§ **Do this**: The records should be written out in full, with nothing altered.

§ **Data for this exercise**:
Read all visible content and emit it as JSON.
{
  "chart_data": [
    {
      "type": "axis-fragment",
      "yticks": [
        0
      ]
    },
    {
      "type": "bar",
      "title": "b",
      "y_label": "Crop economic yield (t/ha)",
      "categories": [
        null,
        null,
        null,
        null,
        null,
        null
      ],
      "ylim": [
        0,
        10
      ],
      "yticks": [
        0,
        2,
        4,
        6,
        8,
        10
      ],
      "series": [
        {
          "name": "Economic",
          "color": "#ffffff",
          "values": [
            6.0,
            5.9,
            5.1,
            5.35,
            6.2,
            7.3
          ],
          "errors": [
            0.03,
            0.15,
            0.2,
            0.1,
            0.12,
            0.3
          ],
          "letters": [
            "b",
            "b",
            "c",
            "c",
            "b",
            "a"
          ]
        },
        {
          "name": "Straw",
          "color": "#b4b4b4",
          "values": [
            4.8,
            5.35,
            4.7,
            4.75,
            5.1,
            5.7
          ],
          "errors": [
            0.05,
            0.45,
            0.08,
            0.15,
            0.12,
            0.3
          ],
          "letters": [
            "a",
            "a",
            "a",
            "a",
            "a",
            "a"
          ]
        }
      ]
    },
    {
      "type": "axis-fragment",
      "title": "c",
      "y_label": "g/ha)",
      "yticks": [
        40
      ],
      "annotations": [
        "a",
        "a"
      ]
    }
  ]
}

§ **The reply**:
Read all visible content and emit it as JSON.
{
  "chart_data": [
    {
      "type": "axis-fragment",
      "yticks": [
        0
      ]
    },
    {
      "type": "bar",
      "title": "b",
      "y_label": "Crop economic yield (t/ha)",
      "categories": [
        null,
        null,
        null,
        null,
        null,
        null
      ],
      "ylim": [
        0,
        10
      ],
      "yticks": [
        0,
        2,
        4,
        6,
        8,
        10
      ],
      "series": [
        {
          "name": "Economic",
          "color": "#ffffff",
          "values": [
            6.0,
            5.9,
            5.1,
            5.35,
            6.2,
            7.3
          ],
          "errors": [
            0.03,
            0.15,
            0.2,
            0.1,
            0.12,
            0.3
          ],
          "letters": [
            "b",
            "b",
            "c",
            "c",
            "b",
            "a"
          ]
        },
        {
          "name": "Straw",
          "color": "#b4b4b4",
          "values": [
            4.8,
            5.35,
            4.7,
            4.75,
            5.1,
            5.7
          ],
          "errors": [
            0.05,
            0.45,
            0.08,
            0.15,
            0.12,
            0.3
          ],
          "letters": [
            "a",
            "a",
            "a",
            "a",
            "a",
            "a"
          ]
        }
      ]
    },
    {
      "type": "axis-fragment",
      "title": "c",
      "y_label": "g/ha)",
      "yticks": [
        40
      ],
      "annotations": [
        "a",
        "a"
      ]
    }
  ]
}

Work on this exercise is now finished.